WORK TO DO
Copy out the final stretch of the listing: the line that contains "Read out every word on this page." and all lines after it, exactly as they appear.

=-=-=

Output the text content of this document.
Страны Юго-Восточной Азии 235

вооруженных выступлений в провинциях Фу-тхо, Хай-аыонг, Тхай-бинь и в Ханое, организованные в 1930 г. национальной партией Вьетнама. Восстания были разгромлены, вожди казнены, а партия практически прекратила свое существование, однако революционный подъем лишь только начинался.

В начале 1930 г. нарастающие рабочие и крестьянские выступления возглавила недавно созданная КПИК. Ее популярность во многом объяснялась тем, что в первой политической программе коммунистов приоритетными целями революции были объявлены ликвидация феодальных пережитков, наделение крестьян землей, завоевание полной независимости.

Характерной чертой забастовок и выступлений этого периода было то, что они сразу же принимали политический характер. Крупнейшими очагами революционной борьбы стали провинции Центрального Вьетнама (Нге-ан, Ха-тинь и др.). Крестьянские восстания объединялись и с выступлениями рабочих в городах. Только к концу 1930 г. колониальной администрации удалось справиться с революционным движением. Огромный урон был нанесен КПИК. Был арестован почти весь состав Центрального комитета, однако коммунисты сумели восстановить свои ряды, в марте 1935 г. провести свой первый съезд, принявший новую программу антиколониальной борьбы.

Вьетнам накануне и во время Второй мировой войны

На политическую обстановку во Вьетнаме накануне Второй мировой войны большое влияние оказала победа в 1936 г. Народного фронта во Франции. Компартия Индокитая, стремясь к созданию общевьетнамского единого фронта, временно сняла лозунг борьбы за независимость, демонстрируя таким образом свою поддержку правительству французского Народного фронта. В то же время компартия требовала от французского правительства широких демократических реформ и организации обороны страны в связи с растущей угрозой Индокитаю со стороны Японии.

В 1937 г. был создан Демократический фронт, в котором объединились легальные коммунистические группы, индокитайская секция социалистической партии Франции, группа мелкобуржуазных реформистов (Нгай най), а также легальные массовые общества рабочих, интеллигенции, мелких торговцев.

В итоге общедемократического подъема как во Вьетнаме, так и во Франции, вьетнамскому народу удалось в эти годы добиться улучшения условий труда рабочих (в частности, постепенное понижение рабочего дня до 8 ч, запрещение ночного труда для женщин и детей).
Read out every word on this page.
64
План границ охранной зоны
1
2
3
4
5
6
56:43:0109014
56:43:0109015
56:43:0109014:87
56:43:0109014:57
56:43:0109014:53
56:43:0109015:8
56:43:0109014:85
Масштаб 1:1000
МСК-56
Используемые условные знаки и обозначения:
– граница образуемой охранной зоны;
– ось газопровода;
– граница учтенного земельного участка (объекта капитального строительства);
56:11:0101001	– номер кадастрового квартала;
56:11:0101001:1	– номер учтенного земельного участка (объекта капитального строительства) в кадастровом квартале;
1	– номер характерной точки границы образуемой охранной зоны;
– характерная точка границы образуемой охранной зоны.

=-=-=

EXERCISE RESPONSE
Read out every word on this page.
64
План границ охранной зоны
1
2
3
4
5
6
56:43:0109014
56:43:0109015
56:43:0109014:87
56:43:0109014:57
56:43:0109014:53
56:43:0109015:8
56:43:0109014:85
Масштаб 1:1000
МСК-56
Используемые условные знаки и обозначения:
– граница образуемой охранной зоны;
– ось газопровода;
– граница учтенного земельного участка (объекта капитального строительства);
56:11:0101001	– номер кадастрового квартала;
56:11:0101001:1	– номер учтенного земельного участка (объекта капитального строительства) в кадастровом квартале;
1	– номер характерной точки границы образуемой охранной зоны;
– характерная точка границы образуемой охранной зоны.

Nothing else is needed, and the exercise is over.